PROBLEM REQUIREMENTS: What lines of the material below include the string "debe"? Copy all of them.

ENTRIES SUPPLIED:
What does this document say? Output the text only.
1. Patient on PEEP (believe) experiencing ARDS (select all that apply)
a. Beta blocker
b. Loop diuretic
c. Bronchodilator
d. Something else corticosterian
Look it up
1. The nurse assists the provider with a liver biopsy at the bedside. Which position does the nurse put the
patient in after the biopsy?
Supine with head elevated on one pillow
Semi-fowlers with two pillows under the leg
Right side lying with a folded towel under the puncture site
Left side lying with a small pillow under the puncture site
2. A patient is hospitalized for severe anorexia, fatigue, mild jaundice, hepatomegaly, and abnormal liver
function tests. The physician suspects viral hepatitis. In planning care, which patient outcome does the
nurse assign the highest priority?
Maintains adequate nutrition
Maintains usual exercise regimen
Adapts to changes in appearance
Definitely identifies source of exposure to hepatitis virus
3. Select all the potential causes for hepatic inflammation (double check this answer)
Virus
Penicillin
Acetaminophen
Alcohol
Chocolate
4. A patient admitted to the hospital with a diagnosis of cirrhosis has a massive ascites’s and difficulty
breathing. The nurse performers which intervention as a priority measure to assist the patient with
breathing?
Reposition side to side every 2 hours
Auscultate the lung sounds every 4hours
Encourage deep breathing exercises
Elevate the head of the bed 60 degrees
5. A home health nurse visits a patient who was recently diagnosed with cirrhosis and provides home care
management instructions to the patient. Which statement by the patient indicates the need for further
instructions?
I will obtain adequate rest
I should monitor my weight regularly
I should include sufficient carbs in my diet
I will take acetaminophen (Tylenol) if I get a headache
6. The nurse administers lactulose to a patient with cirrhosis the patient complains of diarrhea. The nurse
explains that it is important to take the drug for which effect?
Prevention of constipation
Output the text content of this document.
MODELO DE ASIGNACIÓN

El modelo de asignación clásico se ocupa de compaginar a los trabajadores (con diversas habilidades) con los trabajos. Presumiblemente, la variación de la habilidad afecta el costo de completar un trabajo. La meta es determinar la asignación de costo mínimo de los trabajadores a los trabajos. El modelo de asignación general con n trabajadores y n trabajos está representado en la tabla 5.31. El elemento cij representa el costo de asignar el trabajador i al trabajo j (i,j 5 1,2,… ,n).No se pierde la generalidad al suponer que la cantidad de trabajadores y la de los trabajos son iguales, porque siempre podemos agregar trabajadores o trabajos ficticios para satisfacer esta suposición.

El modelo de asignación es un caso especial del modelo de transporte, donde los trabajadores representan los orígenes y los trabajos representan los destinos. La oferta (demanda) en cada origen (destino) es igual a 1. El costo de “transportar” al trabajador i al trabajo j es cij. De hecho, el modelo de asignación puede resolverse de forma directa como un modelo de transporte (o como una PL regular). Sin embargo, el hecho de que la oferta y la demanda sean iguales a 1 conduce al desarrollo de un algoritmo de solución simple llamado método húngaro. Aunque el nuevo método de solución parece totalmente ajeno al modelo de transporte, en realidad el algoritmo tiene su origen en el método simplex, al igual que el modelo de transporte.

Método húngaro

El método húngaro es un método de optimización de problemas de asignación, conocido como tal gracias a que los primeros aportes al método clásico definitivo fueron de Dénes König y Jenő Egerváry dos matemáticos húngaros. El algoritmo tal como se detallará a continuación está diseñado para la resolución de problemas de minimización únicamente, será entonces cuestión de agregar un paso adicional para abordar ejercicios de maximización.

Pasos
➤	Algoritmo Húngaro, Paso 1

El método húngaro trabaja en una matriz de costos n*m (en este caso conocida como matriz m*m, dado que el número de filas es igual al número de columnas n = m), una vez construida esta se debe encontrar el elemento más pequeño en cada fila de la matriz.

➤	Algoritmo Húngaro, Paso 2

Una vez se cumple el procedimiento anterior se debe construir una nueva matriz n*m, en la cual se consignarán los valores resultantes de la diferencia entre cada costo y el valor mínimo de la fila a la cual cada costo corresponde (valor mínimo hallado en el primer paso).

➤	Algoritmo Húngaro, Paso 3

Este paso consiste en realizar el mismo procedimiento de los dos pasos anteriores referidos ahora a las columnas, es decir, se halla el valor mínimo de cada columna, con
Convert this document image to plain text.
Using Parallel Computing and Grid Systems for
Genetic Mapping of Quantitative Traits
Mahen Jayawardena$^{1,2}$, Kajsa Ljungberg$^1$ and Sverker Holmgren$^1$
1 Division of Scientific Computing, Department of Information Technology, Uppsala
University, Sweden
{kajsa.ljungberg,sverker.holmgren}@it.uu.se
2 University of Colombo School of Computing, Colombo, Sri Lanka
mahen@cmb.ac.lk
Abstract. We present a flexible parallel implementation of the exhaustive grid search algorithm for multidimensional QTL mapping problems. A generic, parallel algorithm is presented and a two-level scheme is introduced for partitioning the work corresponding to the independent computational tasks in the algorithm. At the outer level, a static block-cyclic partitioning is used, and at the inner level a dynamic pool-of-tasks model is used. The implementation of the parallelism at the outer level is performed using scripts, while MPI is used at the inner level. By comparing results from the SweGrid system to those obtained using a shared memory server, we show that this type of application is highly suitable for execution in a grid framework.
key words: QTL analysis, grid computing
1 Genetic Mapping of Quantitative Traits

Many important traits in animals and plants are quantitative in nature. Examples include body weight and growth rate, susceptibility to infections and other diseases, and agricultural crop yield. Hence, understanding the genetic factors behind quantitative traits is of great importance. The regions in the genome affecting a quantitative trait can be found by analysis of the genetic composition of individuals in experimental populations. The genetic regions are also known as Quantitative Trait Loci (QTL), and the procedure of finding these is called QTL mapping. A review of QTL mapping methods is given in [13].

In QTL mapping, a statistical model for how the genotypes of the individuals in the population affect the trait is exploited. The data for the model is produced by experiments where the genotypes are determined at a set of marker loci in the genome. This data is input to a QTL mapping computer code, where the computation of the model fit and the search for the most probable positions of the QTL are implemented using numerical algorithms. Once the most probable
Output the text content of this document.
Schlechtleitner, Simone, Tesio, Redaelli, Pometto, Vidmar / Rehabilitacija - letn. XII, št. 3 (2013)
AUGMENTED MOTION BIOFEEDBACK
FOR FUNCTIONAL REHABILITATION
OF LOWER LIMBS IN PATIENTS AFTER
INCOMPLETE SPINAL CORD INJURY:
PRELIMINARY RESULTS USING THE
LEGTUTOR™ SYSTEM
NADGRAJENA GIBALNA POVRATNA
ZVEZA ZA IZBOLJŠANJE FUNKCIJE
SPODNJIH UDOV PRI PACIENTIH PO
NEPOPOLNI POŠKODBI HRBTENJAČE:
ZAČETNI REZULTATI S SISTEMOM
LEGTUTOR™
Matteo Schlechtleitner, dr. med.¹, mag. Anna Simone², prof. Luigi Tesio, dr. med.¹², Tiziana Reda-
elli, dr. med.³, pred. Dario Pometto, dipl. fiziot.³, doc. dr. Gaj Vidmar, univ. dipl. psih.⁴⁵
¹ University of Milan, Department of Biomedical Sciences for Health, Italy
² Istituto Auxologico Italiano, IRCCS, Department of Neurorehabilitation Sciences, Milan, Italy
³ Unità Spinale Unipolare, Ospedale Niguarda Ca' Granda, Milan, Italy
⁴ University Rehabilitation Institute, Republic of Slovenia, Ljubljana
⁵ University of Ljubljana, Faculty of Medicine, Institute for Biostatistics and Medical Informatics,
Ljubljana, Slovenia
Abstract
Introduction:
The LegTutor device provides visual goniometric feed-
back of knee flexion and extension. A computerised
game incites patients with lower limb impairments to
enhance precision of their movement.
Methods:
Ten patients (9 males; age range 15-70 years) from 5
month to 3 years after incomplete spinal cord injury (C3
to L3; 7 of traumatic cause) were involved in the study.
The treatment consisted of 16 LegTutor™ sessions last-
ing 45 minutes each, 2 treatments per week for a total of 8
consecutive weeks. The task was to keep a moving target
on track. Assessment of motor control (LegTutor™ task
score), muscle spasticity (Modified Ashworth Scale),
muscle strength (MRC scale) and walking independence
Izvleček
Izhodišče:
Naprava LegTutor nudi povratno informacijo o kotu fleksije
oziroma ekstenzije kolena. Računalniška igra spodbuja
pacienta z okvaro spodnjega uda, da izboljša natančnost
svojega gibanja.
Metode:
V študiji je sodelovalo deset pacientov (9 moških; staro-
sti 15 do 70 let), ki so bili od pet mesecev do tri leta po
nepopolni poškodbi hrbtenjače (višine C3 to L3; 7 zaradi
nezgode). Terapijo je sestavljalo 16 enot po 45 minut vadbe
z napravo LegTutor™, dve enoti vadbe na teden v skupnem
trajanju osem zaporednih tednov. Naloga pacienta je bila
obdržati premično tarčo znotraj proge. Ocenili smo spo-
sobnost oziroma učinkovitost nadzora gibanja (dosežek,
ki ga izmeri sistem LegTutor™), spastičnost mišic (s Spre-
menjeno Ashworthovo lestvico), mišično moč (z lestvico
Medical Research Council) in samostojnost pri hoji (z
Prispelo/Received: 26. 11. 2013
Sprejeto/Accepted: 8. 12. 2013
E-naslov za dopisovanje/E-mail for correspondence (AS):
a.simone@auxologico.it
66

EXERCISE ANSWER:
El método húngaro trabaja en una matriz de costos n*m (en este caso conocida como matriz m*m, dado que el número de filas es igual al número de columnas n = m), una vez construida esta se debe encontrar el elemento más pequeño en cada fila de la matriz.
Una vez se cumple el procedimiento anterior se debe construir una nueva matriz n*m, en la cual se consignarán los valores resultantes de la diferencia entre cada costo y el valor mínimo de la fila a la cual cada costo corresponde (valor mínimo hallado en el primer paso).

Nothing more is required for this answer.